(What is required): Write out the records again, exactly, leaving none out.

(Entries with figure data)
_ _ _ _ _
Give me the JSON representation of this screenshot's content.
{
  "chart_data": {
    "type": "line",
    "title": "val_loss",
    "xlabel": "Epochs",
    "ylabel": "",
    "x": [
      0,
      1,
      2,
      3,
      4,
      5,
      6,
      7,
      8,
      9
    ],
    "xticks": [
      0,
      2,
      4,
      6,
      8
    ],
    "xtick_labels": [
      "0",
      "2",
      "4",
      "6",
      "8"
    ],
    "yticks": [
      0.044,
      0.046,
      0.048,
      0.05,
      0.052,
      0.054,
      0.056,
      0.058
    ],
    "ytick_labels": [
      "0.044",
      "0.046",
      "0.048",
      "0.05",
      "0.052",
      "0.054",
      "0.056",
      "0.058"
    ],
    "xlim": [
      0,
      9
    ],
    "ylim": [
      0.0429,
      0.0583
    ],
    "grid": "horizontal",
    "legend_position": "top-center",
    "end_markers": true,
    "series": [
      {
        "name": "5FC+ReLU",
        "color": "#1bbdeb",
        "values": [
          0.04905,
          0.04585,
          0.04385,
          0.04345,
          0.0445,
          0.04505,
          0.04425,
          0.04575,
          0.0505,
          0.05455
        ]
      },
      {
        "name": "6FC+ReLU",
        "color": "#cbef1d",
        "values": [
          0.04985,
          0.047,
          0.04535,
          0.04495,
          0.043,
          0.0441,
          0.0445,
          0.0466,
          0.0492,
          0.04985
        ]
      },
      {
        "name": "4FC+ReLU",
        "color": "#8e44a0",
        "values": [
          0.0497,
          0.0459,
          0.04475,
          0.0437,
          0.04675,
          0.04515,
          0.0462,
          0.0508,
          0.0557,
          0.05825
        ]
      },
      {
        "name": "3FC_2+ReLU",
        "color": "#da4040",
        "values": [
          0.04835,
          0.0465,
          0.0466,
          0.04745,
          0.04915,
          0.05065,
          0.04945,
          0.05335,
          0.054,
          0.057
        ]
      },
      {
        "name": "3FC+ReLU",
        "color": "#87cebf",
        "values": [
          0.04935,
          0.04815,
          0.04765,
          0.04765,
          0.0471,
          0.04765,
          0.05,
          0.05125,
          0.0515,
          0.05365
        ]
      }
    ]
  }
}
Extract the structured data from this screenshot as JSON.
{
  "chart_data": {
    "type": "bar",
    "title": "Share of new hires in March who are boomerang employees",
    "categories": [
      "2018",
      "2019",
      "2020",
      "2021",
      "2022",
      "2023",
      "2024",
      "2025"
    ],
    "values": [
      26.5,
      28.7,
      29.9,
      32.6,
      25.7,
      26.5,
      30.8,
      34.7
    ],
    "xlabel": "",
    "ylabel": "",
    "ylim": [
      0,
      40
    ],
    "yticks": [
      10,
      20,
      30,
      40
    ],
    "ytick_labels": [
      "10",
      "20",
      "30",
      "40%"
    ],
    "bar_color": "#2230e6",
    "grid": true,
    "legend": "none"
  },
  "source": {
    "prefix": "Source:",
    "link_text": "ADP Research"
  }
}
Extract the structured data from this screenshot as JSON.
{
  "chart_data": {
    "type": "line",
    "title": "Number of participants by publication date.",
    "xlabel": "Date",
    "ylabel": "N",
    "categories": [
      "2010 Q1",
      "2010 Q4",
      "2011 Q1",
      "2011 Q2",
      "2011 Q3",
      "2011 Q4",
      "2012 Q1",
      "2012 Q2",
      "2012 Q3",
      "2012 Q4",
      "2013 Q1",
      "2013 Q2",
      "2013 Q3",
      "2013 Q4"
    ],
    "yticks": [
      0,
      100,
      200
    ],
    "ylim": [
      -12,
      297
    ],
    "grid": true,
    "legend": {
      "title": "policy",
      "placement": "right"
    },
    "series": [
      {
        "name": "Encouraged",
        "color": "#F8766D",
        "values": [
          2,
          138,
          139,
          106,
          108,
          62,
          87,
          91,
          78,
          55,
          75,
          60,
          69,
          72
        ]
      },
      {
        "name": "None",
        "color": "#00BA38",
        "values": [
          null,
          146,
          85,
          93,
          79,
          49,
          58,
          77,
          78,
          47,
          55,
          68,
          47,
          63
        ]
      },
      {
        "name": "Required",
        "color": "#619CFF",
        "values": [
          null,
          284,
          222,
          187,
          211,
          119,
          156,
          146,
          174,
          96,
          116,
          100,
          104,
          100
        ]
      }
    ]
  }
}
_ _ _ _ _
(Reply to the exercise):
Give me the JSON representation of this screenshot's content.
{
  "chart_data": {
    "type": "line",
    "title": "val_loss",
    "xlabel": "Epochs",
    "ylabel": "",
    "x": [
      0,
      1,
      2,
      3,
      4,
      5,
      6,
      7,
      8,
      9
    ],
    "xticks": [
      0,
      2,
      4,
      6,
      8
    ],
    "xtick_labels": [
      "0",
      "2",
      "4",
      "6",
      "8"
    ],
    "yticks": [
      0.044,
      0.046,
      0.048,
      0.05,
      0.052,
      0.054,
      0.056,
      0.058
    ],
    "ytick_labels": [
      "0.044",
      "0.046",
      "0.048",
      "0.05",
      "0.052",
      "0.054",
      "0.056",
      "0.058"
    ],
    "xlim": [
      0,
      9
    ],
    "ylim": [
      0.0429,
      0.0583
    ],
    "grid": "horizontal",
    "legend_position": "top-center",
    "end_markers": true,
    "series": [
      {
        "name": "5FC+ReLU",
        "color": "#1bbdeb",
        "values": [
          0.04905,
          0.04585,
          0.04385,
          0.04345,
          0.0445,
          0.04505,
          0.04425,
          0.04575,
          0.0505,
          0.05455
        ]
      },
      {
        "name": "6FC+ReLU",
        "color": "#cbef1d",
        "values": [
          0.04985,
          0.047,
          0.04535,
          0.04495,
          0.043,
          0.0441,
          0.0445,
          0.0466,
          0.0492,
          0.04985
        ]
      },
      {
        "name": "4FC+ReLU",
        "color": "#8e44a0",
        "values": [
          0.0497,
          0.0459,
          0.04475,
          0.0437,
          0.04675,
          0.04515,
          0.0462,
          0.0508,
          0.0557,
          0.05825
        ]
      },
      {
        "name": "3FC_2+ReLU",
        "color": "#da4040",
        "values": [
          0.04835,
          0.0465,
          0.0466,
          0.04745,
          0.04915,
          0.05065,
          0.04945,
          0.05335,
          0.054,
          0.057
        ]
      },
      {
        "name": "3FC+ReLU",
        "color": "#87cebf",
        "values": [
          0.04935,
          0.04815,
          0.04765,
          0.04765,
          0.0471,
          0.04765,
          0.05,
          0.05125,
          0.0515,
          0.05365
        ]
      }
    ]
  }
}
Extract the structured data from this screenshot as JSON.
{
  "chart_data": {
    "type": "bar",
    "title": "Share of new hires in March who are boomerang employees",
    "categories": [
      "2018",
      "2019",
      "2020",
      "2021",
      "2022",
      "2023",
      "2024",
      "2025"
    ],
    "values": [
      26.5,
      28.7,
      29.9,
      32.6,
      25.7,
      26.5,
      30.8,
      34.7
    ],
    "xlabel": "",
    "ylabel": "",
    "ylim": [
      0,
      40
    ],
    "yticks": [
      10,
      20,
      30,
      40
    ],
    "ytick_labels": [
      "10",
      "20",
      "30",
      "40%"
    ],
    "bar_color": "#2230e6",
    "grid": true,
    "legend": "none"
  },
  "source": {
    "prefix": "Source:",
    "link_text": "ADP Research"
  }
}
Extract the structured data from this screenshot as JSON.
{
  "chart_data": {
    "type": "line",
    "title": "Number of participants by publication date.",
    "xlabel": "Date",
    "ylabel": "N",
    "categories": [
      "2010 Q1",
      "2010 Q4",
      "2011 Q1",
      "2011 Q2",
      "2011 Q3",
      "2011 Q4",
      "2012 Q1",
      "2012 Q2",
      "2012 Q3",
      "2012 Q4",
      "2013 Q1",
      "2013 Q2",
      "2013 Q3",
      "2013 Q4"
    ],
    "yticks": [
      0,
      100,
      200
    ],
    "ylim": [
      -12,
      297
    ],
    "grid": true,
    "legend": {
      "title": "policy",
      "placement": "right"
    },
    "series": [
      {
        "name": "Encouraged",
        "color": "#F8766D",
        "values": [
          2,
          138,
          139,
          106,
          108,
          62,
          87,
          91,
          78,
          55,
          75,
          60,
          69,
          72
        ]
      },
      {
        "name": "None",
        "color": "#00BA38",
        "values": [
          null,
          146,
          85,
          93,
          79,
          49,
          58,
          77,
          78,
          47,
          55,
          68,
          47,
          63
        ]
      },
      {
        "name": "Required",
        "color": "#619CFF",
        "values": [
          null,
          284,
          222,
          187,
          211,
          119,
          156,
          146,
          174,
          96,
          116,
          100,
          104,
          100
        ]
      }
    ]
  }
}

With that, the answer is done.